**WHAT YOU NEED TO DO**
Wherever the string "equity" occurs in a line of these records, report that line.

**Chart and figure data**
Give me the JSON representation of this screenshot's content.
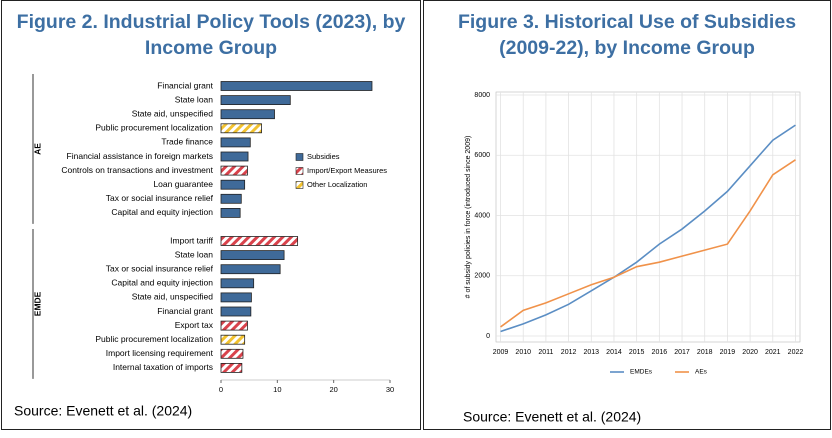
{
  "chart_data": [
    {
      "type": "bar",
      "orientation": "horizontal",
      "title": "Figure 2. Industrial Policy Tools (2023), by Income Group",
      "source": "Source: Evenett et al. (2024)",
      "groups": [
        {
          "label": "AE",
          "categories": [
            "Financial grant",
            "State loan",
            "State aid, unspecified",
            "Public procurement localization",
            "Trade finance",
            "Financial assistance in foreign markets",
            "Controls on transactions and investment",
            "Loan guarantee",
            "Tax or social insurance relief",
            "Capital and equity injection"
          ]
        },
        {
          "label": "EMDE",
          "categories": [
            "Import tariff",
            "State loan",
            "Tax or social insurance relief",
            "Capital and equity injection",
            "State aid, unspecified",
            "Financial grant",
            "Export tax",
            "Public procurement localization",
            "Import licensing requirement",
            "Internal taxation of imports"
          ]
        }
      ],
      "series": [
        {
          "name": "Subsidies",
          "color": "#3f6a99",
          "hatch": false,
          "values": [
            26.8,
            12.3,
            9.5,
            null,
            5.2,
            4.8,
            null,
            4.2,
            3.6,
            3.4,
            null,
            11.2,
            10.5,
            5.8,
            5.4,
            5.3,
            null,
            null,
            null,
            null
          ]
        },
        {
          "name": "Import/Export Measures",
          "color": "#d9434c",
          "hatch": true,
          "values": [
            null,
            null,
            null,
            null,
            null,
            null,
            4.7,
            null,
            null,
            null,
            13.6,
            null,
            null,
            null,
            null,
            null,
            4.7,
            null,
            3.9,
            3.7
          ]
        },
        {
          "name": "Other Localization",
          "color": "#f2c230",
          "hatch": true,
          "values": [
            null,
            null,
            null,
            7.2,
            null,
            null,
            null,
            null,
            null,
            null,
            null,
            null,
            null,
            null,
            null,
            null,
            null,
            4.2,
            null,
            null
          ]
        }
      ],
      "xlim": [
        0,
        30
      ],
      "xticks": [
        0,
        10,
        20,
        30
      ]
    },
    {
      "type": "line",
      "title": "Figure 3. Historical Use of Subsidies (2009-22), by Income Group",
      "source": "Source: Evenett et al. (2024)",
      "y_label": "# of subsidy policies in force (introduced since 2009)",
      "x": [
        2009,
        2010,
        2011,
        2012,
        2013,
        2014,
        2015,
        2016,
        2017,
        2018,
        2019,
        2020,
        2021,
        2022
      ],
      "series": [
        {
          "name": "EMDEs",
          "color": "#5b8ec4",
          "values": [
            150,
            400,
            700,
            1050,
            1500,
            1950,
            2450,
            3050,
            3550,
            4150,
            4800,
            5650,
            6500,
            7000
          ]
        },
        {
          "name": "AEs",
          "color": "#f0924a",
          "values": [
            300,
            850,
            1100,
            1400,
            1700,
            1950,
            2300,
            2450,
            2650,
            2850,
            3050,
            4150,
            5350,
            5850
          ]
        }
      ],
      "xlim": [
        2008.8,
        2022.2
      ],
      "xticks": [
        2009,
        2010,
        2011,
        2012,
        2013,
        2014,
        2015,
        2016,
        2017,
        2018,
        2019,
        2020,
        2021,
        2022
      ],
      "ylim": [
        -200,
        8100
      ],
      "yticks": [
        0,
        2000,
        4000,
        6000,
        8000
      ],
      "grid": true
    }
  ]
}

**TASK RESPONSE**
            "Capital and equity injection"
            "Capital and equity injection",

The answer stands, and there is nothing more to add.